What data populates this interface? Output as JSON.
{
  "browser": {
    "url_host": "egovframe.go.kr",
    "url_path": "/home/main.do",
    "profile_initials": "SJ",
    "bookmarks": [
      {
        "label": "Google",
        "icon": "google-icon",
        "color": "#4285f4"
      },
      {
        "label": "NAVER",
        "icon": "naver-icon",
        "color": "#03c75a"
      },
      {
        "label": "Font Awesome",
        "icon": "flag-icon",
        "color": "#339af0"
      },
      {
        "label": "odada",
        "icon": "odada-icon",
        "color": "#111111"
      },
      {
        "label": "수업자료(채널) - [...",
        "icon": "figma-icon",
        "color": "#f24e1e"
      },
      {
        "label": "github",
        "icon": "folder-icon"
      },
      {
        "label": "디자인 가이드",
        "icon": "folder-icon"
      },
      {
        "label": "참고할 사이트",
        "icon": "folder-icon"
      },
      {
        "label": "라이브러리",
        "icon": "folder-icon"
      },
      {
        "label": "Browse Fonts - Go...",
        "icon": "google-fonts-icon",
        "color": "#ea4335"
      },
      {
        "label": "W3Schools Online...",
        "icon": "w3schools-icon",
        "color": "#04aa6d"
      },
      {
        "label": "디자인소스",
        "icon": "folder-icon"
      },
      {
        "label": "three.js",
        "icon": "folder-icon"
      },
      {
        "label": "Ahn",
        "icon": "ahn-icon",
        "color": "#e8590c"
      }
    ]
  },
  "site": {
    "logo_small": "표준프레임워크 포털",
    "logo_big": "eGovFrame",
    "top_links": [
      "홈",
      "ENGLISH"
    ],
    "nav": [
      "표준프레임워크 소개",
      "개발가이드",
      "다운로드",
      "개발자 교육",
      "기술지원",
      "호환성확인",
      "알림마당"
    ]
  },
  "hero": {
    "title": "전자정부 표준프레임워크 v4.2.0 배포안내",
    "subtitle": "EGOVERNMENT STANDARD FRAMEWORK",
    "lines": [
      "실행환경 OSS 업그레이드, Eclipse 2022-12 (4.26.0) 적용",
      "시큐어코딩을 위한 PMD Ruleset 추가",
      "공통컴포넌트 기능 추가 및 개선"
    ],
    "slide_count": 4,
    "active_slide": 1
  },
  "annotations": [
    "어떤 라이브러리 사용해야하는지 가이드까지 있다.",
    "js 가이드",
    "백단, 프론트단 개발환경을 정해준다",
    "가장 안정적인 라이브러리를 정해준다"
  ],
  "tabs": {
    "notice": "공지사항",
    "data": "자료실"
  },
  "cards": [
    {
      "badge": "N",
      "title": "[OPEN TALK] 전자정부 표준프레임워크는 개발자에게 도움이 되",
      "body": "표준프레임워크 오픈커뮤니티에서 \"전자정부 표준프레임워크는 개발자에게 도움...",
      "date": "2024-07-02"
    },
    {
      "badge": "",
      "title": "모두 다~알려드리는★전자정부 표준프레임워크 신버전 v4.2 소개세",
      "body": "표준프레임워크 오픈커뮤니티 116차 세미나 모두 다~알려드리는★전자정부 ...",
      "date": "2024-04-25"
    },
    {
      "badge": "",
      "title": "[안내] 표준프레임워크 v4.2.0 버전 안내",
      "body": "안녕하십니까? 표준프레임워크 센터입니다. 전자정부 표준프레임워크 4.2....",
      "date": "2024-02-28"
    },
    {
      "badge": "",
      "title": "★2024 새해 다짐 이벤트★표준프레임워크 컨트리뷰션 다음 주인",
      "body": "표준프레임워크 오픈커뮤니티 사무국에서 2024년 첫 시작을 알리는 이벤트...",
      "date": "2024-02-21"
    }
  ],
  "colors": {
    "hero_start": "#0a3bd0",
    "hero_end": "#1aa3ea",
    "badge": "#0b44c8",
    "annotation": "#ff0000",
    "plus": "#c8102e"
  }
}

_Task prompt_
Show all lines from the listing above in which "정해준다" appears.

_Answer in full_
    "백단, 프론트단 개발환경을 정해준다",
    "가장 안정적인 라이브러리를 정해준다"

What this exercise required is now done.